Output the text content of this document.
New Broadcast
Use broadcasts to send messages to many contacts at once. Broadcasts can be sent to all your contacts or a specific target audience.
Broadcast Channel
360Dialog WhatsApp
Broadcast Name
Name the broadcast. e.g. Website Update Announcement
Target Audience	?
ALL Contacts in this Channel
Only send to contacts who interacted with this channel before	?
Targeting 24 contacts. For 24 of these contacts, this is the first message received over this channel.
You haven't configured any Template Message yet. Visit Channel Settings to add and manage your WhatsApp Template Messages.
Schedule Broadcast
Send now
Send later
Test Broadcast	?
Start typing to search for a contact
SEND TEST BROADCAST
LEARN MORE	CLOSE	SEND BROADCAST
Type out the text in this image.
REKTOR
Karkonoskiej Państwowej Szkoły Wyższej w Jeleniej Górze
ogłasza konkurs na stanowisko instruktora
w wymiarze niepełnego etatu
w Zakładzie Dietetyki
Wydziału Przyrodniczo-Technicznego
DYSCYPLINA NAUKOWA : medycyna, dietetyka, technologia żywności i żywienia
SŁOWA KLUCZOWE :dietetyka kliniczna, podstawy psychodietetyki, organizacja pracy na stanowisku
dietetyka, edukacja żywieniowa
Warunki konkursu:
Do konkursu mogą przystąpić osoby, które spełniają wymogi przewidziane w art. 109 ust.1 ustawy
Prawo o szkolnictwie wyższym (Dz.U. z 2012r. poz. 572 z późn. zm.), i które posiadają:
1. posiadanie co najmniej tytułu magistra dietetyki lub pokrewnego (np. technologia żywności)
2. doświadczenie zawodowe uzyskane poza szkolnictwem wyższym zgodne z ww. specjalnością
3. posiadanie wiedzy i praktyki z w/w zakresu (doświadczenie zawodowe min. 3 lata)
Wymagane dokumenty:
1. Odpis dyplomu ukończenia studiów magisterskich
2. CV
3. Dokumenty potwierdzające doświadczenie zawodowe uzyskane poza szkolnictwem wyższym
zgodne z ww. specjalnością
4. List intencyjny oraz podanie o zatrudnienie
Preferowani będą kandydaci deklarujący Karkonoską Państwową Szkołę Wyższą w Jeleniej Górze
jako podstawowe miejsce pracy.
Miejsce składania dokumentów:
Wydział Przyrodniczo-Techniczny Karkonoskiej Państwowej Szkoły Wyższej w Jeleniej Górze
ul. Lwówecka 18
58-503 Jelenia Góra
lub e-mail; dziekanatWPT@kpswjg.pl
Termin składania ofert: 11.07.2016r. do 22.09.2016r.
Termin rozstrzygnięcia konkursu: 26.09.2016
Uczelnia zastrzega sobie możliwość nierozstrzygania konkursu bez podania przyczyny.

********

▶ _What this task involves_
Take the entries above and transcribe them exactly.

▶ _Task solution_
Output the text content of this document.
New Broadcast
Use broadcasts to send messages to many contacts at once. Broadcasts can be sent to all your contacts or a specific target audience.
Broadcast Channel
360Dialog WhatsApp
Broadcast Name
Name the broadcast. e.g. Website Update Announcement
Target Audience	?
ALL Contacts in this Channel
Only send to contacts who interacted with this channel before	?
Targeting 24 contacts. For 24 of these contacts, this is the first message received over this channel.
You haven't configured any Template Message yet. Visit Channel Settings to add and manage your WhatsApp Template Messages.
Schedule Broadcast
Send now
Send later
Test Broadcast	?
Start typing to search for a contact
SEND TEST BROADCAST
LEARN MORE	CLOSE	SEND BROADCAST
Type out the text in this image.
REKTOR
Karkonoskiej Państwowej Szkoły Wyższej w Jeleniej Górze
ogłasza konkurs na stanowisko instruktora
w wymiarze niepełnego etatu
w Zakładzie Dietetyki
Wydziału Przyrodniczo-Technicznego
DYSCYPLINA NAUKOWA : medycyna, dietetyka, technologia żywności i żywienia
SŁOWA KLUCZOWE :dietetyka kliniczna, podstawy psychodietetyki, organizacja pracy na stanowisku
dietetyka, edukacja żywieniowa
Warunki konkursu:
Do konkursu mogą przystąpić osoby, które spełniają wymogi przewidziane w art. 109 ust.1 ustawy
Prawo o szkolnictwie wyższym (Dz.U. z 2012r. poz. 572 z późn. zm.), i które posiadają:
1. posiadanie co najmniej tytułu magistra dietetyki lub pokrewnego (np. technologia żywności)
2. doświadczenie zawodowe uzyskane poza szkolnictwem wyższym zgodne z ww. specjalnością
3. posiadanie wiedzy i praktyki z w/w zakresu (doświadczenie zawodowe min. 3 lata)
Wymagane dokumenty:
1. Odpis dyplomu ukończenia studiów magisterskich
2. CV
3. Dokumenty potwierdzające doświadczenie zawodowe uzyskane poza szkolnictwem wyższym
zgodne z ww. specjalnością
4. List intencyjny oraz podanie o zatrudnienie
Preferowani będą kandydaci deklarujący Karkonoską Państwową Szkołę Wyższą w Jeleniej Górze
jako podstawowe miejsce pracy.
Miejsce składania dokumentów:
Wydział Przyrodniczo-Techniczny Karkonoskiej Państwowej Szkoły Wyższej w Jeleniej Górze
ul. Lwówecka 18
58-503 Jelenia Góra
lub e-mail; dziekanatWPT@kpswjg.pl
Termin składania ofert: 11.07.2016r. do 22.09.2016r.
Termin rozstrzygnięcia konkursu: 26.09.2016
Uczelnia zastrzega sobie możliwość nierozstrzygania konkursu bez podania przyczyny.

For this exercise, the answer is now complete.